Determine how many lines contain the string "color" and reply with that number alone.

━━━━━ RECORDS FOR THE EXERCISE

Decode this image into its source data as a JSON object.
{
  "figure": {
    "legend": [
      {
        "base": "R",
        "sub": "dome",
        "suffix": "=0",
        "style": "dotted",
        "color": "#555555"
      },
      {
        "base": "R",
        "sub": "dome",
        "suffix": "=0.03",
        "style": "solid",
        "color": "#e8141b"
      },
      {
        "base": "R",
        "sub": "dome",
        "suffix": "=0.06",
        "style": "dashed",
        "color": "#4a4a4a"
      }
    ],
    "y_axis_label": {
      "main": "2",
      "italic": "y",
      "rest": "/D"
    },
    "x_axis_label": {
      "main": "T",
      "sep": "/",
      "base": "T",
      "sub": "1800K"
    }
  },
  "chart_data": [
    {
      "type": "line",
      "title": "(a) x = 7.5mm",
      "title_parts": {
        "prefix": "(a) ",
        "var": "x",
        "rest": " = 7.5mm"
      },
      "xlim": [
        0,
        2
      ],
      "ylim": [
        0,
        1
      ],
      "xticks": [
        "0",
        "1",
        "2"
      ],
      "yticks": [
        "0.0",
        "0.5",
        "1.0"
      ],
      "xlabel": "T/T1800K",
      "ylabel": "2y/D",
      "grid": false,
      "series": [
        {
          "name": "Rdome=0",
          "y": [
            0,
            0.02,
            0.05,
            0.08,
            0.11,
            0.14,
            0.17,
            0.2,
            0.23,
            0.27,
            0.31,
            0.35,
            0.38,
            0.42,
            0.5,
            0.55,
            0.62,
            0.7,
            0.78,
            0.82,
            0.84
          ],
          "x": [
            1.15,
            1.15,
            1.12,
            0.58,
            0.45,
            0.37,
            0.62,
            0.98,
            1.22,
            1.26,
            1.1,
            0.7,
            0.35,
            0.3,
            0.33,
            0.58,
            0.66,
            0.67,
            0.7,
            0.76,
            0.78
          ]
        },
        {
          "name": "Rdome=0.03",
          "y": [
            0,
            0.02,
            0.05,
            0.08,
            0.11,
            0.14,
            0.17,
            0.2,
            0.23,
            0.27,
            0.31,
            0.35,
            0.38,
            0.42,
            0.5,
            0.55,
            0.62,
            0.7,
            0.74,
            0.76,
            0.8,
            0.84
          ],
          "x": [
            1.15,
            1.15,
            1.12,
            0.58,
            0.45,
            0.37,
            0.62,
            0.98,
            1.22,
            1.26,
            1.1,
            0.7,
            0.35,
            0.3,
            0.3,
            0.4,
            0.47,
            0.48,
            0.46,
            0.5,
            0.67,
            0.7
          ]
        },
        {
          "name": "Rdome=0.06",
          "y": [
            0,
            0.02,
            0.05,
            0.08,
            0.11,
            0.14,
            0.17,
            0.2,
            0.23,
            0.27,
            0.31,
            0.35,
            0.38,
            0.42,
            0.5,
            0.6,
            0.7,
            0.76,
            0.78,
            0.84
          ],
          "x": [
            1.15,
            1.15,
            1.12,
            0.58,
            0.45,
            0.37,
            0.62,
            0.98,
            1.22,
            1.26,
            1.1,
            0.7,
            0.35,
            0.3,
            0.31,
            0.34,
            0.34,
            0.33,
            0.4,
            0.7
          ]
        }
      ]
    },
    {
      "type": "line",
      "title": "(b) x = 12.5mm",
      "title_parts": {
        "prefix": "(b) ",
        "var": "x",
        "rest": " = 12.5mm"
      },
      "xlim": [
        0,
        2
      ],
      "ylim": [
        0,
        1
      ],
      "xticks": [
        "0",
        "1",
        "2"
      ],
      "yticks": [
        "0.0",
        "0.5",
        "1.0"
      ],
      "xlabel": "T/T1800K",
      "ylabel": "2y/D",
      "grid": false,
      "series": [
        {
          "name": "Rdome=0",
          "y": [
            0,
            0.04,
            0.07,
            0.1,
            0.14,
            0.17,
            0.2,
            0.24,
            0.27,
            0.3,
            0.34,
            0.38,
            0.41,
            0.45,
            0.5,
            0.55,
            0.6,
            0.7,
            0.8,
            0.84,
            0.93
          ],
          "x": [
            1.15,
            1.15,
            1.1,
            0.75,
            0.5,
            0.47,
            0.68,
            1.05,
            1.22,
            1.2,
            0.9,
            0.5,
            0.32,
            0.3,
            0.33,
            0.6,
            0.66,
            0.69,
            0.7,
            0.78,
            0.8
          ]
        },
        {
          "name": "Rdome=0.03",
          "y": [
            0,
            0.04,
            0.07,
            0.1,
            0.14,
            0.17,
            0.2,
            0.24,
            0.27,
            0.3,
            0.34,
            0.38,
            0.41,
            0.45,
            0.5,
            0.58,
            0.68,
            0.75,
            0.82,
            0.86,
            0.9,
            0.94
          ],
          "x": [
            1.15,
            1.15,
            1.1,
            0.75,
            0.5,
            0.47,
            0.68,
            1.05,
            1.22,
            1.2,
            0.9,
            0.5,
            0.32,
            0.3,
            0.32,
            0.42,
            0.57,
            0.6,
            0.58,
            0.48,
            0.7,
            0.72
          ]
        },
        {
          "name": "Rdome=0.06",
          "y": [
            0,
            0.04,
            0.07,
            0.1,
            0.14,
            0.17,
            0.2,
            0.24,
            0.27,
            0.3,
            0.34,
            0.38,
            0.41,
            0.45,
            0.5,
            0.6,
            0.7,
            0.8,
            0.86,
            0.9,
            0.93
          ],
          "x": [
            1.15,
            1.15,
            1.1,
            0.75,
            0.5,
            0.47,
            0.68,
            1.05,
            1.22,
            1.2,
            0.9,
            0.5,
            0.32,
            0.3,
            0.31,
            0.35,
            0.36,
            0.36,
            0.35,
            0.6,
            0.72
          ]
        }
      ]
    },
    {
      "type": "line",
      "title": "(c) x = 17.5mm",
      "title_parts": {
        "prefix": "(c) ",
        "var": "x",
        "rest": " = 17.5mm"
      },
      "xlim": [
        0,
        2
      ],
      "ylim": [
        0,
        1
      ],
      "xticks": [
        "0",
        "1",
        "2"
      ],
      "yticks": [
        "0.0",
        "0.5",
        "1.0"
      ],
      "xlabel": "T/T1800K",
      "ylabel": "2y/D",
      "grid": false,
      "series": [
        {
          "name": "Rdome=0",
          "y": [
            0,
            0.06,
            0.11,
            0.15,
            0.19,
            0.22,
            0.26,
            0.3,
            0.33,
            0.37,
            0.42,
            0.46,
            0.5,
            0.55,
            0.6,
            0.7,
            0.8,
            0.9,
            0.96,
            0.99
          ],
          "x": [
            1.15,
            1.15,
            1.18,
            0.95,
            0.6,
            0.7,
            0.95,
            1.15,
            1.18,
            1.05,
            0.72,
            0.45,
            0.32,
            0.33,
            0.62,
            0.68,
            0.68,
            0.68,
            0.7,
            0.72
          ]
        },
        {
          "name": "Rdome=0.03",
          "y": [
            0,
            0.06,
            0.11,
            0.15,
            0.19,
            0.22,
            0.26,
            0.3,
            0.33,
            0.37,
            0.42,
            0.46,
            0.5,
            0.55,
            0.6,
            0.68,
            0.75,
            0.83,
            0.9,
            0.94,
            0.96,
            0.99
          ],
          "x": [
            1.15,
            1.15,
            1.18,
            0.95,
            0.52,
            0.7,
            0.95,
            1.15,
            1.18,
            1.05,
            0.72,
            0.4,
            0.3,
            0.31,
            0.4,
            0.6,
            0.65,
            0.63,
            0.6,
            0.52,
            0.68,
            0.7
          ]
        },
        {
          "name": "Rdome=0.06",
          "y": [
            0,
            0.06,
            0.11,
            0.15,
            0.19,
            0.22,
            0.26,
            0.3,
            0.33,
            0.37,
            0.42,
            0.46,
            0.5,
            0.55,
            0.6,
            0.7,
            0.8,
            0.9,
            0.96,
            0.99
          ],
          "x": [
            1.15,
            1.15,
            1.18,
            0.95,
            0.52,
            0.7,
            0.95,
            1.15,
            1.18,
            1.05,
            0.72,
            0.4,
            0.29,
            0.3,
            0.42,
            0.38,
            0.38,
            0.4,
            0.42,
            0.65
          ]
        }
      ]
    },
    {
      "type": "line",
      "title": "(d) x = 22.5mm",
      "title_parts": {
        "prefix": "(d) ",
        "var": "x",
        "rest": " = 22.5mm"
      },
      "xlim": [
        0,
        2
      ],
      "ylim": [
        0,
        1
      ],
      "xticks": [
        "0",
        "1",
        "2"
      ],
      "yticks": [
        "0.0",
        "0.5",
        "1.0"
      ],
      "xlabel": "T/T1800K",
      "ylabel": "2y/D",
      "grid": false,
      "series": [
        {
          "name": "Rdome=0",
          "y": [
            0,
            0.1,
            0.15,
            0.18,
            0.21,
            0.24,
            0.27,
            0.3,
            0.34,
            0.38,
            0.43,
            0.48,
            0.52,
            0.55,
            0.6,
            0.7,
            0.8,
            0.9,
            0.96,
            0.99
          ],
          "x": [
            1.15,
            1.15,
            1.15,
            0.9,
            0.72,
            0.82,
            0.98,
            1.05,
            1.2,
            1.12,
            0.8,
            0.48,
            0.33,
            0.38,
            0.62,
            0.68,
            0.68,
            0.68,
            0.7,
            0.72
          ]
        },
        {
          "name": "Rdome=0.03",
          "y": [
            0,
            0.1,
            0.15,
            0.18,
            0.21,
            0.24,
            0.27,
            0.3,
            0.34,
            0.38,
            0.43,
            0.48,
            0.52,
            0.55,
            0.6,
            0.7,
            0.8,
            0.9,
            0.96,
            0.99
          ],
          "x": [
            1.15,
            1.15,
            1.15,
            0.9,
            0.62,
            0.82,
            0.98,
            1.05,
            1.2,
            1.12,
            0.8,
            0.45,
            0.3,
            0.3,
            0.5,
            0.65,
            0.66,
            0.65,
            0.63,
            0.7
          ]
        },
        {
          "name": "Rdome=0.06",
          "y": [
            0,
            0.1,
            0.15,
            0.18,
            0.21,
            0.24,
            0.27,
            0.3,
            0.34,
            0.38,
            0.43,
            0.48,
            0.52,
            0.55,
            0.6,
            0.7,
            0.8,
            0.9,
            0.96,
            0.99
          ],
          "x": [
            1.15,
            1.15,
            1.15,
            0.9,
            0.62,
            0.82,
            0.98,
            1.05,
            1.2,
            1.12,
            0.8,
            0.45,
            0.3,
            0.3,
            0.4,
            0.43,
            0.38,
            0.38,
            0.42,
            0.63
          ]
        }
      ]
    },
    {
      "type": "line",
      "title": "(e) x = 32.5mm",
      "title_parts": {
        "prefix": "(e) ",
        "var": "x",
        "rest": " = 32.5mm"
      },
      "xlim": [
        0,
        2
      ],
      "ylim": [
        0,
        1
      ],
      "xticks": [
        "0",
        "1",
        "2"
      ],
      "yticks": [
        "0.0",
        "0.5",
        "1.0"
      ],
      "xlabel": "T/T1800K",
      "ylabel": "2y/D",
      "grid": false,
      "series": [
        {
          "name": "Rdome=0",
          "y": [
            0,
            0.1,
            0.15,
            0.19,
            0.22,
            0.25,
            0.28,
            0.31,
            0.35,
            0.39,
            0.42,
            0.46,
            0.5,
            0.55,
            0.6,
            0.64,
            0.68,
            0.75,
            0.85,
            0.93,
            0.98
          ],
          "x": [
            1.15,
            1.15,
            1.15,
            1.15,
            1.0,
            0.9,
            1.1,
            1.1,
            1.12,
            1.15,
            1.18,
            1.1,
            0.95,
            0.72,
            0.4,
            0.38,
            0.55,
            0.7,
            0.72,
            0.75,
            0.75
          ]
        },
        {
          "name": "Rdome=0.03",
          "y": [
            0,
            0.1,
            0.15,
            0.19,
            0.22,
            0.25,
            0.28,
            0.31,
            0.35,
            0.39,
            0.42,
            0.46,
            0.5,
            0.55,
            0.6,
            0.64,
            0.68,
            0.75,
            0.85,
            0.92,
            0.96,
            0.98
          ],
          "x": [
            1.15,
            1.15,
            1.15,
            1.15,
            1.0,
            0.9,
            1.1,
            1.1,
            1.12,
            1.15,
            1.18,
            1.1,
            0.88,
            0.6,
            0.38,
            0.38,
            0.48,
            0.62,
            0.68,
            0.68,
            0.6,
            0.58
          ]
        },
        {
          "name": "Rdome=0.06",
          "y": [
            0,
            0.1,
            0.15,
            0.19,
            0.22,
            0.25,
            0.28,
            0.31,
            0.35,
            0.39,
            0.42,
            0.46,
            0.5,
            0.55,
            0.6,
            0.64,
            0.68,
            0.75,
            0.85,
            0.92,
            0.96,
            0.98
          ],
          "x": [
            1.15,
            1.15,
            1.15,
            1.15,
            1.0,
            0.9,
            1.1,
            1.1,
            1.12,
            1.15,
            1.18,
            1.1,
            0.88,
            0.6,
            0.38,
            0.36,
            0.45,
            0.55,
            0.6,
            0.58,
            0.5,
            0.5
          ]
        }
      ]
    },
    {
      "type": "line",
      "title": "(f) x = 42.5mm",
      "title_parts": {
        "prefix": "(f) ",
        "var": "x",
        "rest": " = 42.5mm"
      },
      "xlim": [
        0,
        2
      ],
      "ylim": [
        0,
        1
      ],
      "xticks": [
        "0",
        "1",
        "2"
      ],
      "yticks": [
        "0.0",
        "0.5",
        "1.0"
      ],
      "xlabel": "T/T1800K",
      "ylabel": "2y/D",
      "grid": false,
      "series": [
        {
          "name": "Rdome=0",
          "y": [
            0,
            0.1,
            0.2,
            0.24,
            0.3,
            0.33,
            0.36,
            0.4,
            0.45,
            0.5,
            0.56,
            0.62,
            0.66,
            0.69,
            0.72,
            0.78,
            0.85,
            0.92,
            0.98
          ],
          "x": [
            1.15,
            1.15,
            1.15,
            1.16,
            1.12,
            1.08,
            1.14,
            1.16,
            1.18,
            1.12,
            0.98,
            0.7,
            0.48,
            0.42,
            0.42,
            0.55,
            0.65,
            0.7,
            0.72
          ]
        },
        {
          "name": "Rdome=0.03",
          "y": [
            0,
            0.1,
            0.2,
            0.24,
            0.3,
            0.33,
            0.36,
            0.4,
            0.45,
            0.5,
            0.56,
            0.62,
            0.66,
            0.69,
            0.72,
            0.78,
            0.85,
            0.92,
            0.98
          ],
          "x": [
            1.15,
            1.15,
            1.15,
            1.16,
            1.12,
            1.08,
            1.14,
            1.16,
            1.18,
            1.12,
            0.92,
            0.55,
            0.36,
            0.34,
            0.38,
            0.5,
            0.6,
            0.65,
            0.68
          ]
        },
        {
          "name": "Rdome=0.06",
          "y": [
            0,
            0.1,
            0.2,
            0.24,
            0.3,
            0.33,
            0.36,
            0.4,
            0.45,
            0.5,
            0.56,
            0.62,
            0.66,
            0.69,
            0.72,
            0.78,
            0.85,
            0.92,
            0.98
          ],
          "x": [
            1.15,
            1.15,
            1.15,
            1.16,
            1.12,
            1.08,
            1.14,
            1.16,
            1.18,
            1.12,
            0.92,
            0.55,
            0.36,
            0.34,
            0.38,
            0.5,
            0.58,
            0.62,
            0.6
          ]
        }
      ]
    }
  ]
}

━━━━━━━━━━

CORRECT OUTPUT
3